Task to carry out:
Within this material, how many lines have the string "thumb" in them? The answer is a number, with nothing added.

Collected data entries

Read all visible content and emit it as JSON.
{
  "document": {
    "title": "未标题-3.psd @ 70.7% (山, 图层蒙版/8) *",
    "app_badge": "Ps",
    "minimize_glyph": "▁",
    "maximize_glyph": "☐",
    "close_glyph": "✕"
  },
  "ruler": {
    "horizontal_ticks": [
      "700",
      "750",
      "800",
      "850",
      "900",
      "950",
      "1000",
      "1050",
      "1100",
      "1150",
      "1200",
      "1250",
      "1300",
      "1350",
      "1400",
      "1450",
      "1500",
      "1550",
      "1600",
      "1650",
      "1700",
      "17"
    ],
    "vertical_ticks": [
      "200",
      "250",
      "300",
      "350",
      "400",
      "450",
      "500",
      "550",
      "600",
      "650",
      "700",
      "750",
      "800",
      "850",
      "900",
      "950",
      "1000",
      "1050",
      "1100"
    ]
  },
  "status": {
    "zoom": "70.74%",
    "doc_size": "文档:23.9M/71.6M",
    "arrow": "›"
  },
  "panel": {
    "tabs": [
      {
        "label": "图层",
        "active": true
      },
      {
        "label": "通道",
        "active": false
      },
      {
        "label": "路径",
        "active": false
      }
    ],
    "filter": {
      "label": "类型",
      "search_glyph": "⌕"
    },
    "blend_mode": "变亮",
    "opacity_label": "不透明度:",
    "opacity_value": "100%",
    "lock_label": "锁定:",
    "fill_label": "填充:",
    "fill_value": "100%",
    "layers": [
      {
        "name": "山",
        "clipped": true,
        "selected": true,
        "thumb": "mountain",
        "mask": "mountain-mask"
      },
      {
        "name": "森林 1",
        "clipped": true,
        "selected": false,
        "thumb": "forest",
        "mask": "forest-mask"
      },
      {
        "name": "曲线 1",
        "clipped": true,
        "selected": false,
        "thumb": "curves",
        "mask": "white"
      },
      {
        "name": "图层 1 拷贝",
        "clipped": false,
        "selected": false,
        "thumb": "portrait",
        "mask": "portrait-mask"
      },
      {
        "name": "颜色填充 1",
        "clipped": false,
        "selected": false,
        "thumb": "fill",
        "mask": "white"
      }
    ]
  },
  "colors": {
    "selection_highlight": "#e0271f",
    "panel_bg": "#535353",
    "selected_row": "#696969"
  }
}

Solution to this task:
5